■ **To do**
Write out every line of the material as a numbered list, skipping blank lines and omitting the pictures.

Element and region data:

● ● ● ● ● ● ●

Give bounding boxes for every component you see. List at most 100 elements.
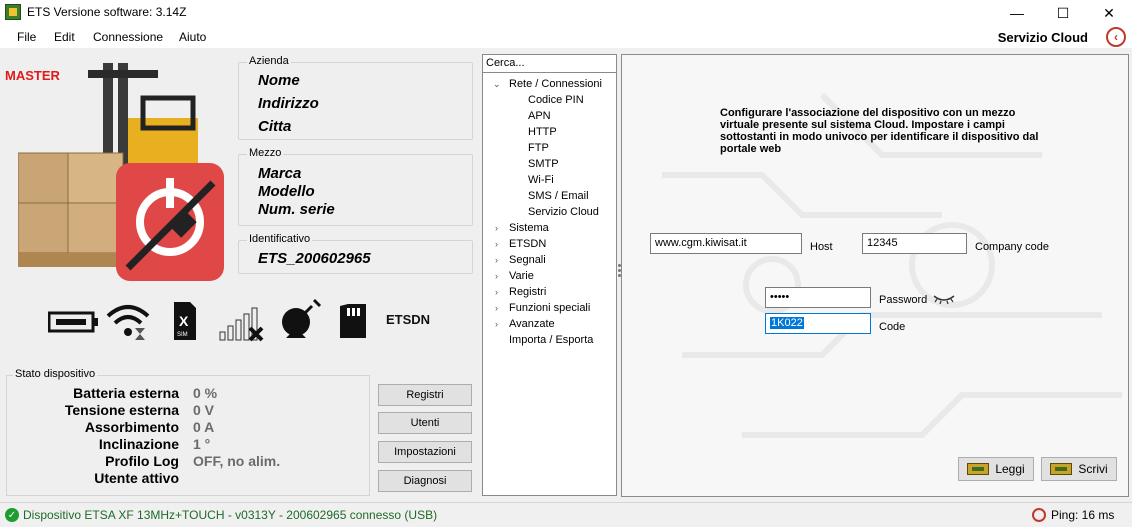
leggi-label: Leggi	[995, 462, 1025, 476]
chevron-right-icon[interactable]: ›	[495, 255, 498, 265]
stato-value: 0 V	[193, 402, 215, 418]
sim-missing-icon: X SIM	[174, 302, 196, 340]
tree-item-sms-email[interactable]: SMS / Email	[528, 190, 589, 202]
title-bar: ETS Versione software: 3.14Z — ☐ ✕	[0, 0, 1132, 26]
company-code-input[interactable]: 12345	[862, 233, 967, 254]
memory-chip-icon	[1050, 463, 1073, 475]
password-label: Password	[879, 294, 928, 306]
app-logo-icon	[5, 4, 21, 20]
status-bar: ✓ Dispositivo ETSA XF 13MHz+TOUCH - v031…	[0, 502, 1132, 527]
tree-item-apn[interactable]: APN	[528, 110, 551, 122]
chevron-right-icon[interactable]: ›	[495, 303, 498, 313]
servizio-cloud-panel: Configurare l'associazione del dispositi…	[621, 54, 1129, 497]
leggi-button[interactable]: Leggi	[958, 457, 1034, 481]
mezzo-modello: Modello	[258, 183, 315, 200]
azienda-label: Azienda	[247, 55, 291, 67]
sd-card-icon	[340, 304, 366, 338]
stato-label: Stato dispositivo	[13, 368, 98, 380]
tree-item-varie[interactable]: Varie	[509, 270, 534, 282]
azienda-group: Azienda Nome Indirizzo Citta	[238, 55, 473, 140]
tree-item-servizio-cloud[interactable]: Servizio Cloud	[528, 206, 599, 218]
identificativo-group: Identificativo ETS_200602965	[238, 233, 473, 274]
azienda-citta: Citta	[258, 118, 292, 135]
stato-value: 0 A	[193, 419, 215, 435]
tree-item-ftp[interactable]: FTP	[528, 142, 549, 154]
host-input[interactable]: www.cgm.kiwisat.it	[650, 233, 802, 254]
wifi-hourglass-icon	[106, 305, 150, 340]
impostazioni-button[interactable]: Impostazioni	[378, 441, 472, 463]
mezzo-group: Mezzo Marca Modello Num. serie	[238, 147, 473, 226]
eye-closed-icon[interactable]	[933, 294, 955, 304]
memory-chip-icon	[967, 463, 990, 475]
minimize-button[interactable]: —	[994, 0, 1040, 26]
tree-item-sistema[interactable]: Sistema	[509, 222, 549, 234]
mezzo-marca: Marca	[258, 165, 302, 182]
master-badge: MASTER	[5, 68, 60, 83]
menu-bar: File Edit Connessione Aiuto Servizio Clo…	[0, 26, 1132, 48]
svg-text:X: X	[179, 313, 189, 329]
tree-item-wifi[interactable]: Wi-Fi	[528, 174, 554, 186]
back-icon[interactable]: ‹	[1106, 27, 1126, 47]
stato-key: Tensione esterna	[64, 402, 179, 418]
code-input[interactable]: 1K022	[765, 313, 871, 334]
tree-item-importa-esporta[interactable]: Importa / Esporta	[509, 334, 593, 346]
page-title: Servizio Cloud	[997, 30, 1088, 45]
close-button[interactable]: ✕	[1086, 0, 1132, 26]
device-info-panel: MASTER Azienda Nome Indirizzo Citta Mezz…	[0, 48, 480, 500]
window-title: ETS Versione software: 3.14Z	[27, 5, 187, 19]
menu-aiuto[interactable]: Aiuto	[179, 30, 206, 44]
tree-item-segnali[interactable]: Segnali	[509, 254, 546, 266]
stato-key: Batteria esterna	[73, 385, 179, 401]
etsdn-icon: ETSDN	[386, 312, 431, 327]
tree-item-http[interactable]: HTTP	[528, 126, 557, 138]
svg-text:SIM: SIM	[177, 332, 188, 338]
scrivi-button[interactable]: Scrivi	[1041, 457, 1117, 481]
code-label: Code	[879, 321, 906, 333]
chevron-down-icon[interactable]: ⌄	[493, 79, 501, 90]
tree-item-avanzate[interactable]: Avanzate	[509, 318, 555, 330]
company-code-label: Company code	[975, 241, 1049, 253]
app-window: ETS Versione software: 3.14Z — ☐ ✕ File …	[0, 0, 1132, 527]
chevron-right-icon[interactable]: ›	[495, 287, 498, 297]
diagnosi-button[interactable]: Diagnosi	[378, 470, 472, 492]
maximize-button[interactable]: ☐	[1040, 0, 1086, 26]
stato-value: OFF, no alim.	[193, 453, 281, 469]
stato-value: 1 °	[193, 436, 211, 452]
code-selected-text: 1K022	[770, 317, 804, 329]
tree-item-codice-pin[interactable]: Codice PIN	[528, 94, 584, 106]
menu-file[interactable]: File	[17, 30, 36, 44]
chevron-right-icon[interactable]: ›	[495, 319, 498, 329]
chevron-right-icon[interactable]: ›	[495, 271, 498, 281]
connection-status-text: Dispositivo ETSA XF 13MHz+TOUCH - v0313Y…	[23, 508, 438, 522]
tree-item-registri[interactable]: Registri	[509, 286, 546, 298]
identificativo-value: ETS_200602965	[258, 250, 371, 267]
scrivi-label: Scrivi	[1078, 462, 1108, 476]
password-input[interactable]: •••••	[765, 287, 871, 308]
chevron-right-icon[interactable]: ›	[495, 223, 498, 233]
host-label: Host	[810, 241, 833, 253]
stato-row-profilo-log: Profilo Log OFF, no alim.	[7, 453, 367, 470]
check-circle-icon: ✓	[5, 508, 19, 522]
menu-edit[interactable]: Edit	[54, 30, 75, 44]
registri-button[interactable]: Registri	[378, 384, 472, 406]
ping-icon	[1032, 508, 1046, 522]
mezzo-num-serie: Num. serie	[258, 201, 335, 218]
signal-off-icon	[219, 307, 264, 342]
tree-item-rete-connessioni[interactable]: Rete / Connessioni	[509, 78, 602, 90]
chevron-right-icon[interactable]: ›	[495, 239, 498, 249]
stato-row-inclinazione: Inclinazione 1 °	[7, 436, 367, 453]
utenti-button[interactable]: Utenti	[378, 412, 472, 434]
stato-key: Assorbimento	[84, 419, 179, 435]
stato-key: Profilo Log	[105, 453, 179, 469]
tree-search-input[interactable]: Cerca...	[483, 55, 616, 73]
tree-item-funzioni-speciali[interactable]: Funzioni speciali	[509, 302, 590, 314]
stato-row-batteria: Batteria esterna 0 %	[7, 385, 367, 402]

● ● ● ● ● ● ●

■ **Expected answer**
1. Give bounding boxes for every component you see. List at most 100 elements.
2. leggi-label: Leggi	[995, 462, 1025, 476]
3. chevron-right-icon[interactable]: ›	[495, 255, 498, 265]
4. stato-value: 0 V	[193, 402, 215, 418]
5. sim-missing-icon: X SIM	[174, 302, 196, 340]
6. tree-item-sms-email[interactable]: SMS / Email	[528, 190, 589, 202]
7. title-bar: ETS Versione software: 3.14Z — ☐ ✕	[0, 0, 1132, 26]
8. company-code-input[interactable]: 12345	[862, 233, 967, 254]
9. memory-chip-icon	[1050, 463, 1073, 475]
10. password-label: Password	[879, 294, 928, 306]
11. app-logo-icon	[5, 4, 21, 20]
12. status-bar: ✓ Dispositivo ETSA XF 13MHz+TOUCH - v031…	[0, 502, 1132, 527]
13. tree-item-apn[interactable]: APN	[528, 110, 551, 122]
14. chevron-right-icon[interactable]: ›	[495, 303, 498, 313]
15. servizio-cloud-panel: Configurare l'associazione del dispositi…	[621, 54, 1129, 497]
16. leggi-button[interactable]: Leggi	[958, 457, 1034, 481]
17. mezzo-modello: Modello	[258, 183, 315, 200]
18. azienda-label: Azienda	[247, 55, 291, 67]
19. sd-card-icon	[340, 304, 366, 338]
20. stato-label: Stato dispositivo	[13, 368, 98, 380]
21. tree-item-varie[interactable]: Varie	[509, 270, 534, 282]
22. azienda-group: Azienda Nome Indirizzo Citta	[238, 55, 473, 140]
23. tree-item-servizio-cloud[interactable]: Servizio Cloud	[528, 206, 599, 218]
24. identificativo-group: Identificativo ETS_200602965	[238, 233, 473, 274]
25. azienda-citta: Citta	[258, 118, 292, 135]
26. stato-value: 0 A	[193, 419, 215, 435]
27. tree-item-ftp[interactable]: FTP	[528, 142, 549, 154]
28. host-input[interactable]: www.cgm.kiwisat.it	[650, 233, 802, 254]
29. wifi-hourglass-icon	[106, 305, 150, 340]
30. impostazioni-button[interactable]: Impostazioni	[378, 441, 472, 463]
31. mezzo-group: Mezzo Marca Modello Num. serie	[238, 147, 473, 226]
32. eye-closed-icon[interactable]	[933, 294, 955, 304]
33. memory-chip-icon	[967, 463, 990, 475]
34. minimize-button[interactable]: —	[994, 0, 1040, 26]
35. tree-item-sistema[interactable]: Sistema	[509, 222, 549, 234]
36. mezzo-marca: Marca	[258, 165, 302, 182]
37. master-badge: MASTER	[5, 68, 60, 83]
38. menu-bar: File Edit Connessione Aiuto Servizio Clo…	[0, 26, 1132, 48]
39. svg-text:X: X	[179, 313, 189, 329]
40. tree-item-wifi[interactable]: Wi-Fi	[528, 174, 554, 186]
41. back-icon[interactable]: ‹	[1106, 27, 1126, 47]
42. stato-key: Tensione esterna	[64, 402, 179, 418]
43. code-input[interactable]: 1K022	[765, 313, 871, 334]
44. tree-item-importa-esporta[interactable]: Importa / Esporta	[509, 334, 593, 346]
45. page-title: Servizio Cloud	[997, 30, 1088, 45]
46. close-button[interactable]: ✕	[1086, 0, 1132, 26]
47. device-info-panel: MASTER Azienda Nome Indirizzo Citta Mezz…	[0, 48, 480, 500]
48. window-title: ETS Versione software: 3.14Z	[27, 5, 187, 19]
49. menu-aiuto[interactable]: Aiuto	[179, 30, 206, 44]
50. tree-item-segnali[interactable]: Segnali	[509, 254, 546, 266]
51. stato-key: Batteria esterna	[73, 385, 179, 401]
52. etsdn-icon: ETSDN	[386, 312, 431, 327]
53. tree-item-http[interactable]: HTTP	[528, 126, 557, 138]
54. svg-text:SIM: SIM	[177, 332, 188, 338]
55. scrivi-button[interactable]: Scrivi	[1041, 457, 1117, 481]
56. code-label: Code	[879, 321, 906, 333]
57. chevron-down-icon[interactable]: ⌄	[493, 79, 501, 90]
58. tree-item-avanzate[interactable]: Avanzate	[509, 318, 555, 330]
59. company-code-label: Company code	[975, 241, 1049, 253]
60. app-window: ETS Versione software: 3.14Z — ☐ ✕ File …	[0, 0, 1132, 527]
61. chevron-right-icon[interactable]: ›	[495, 287, 498, 297]
62. diagnosi-button[interactable]: Diagnosi	[378, 470, 472, 492]
63. maximize-button[interactable]: ☐	[1040, 0, 1086, 26]
64. stato-value: OFF, no alim.	[193, 453, 281, 469]
65. stato-value: 1 °	[193, 436, 211, 452]
66. code-selected-text: 1K022	[770, 317, 804, 329]
67. tree-item-codice-pin[interactable]: Codice PIN	[528, 94, 584, 106]
68. menu-file[interactable]: File	[17, 30, 36, 44]
69. chevron-right-icon[interactable]: ›	[495, 319, 498, 329]
70. chevron-right-icon[interactable]: ›	[495, 271, 498, 281]
71. connection-status-text: Dispositivo ETSA XF 13MHz+TOUCH - v0313Y…	[23, 508, 438, 522]
72. tree-item-registri[interactable]: Registri	[509, 286, 546, 298]
73. identificativo-value: ETS_200602965	[258, 250, 371, 267]
74. scrivi-label: Scrivi	[1078, 462, 1108, 476]
75. password-input[interactable]: •••••	[765, 287, 871, 308]
76. chevron-right-icon[interactable]: ›	[495, 223, 498, 233]
77. host-label: Host	[810, 241, 833, 253]
78. stato-row-profilo-log: Profilo Log OFF, no alim.	[7, 453, 367, 470]
79. check-circle-icon: ✓	[5, 508, 19, 522]
80. menu-edit[interactable]: Edit	[54, 30, 75, 44]
81. registri-button[interactable]: Registri	[378, 384, 472, 406]
82. ping-icon	[1032, 508, 1046, 522]
83. mezzo-num-serie: Num. serie	[258, 201, 335, 218]
84. signal-off-icon	[219, 307, 264, 342]
85. tree-item-rete-connessioni[interactable]: Rete / Connessioni	[509, 78, 602, 90]
86. chevron-right-icon[interactable]: ›	[495, 239, 498, 249]
87. stato-row-inclinazione: Inclinazione 1 °	[7, 436, 367, 453]
88. utenti-button[interactable]: Utenti	[378, 412, 472, 434]
89. stato-key: Assorbimento	[84, 419, 179, 435]
90. stato-key: Profilo Log	[105, 453, 179, 469]
91. tree-search-input[interactable]: Cerca...	[483, 55, 616, 73]
92. tree-item-funzioni-speciali[interactable]: Funzioni speciali	[509, 302, 590, 314]
93. stato-row-batteria: Batteria esterna 0 %	[7, 385, 367, 402]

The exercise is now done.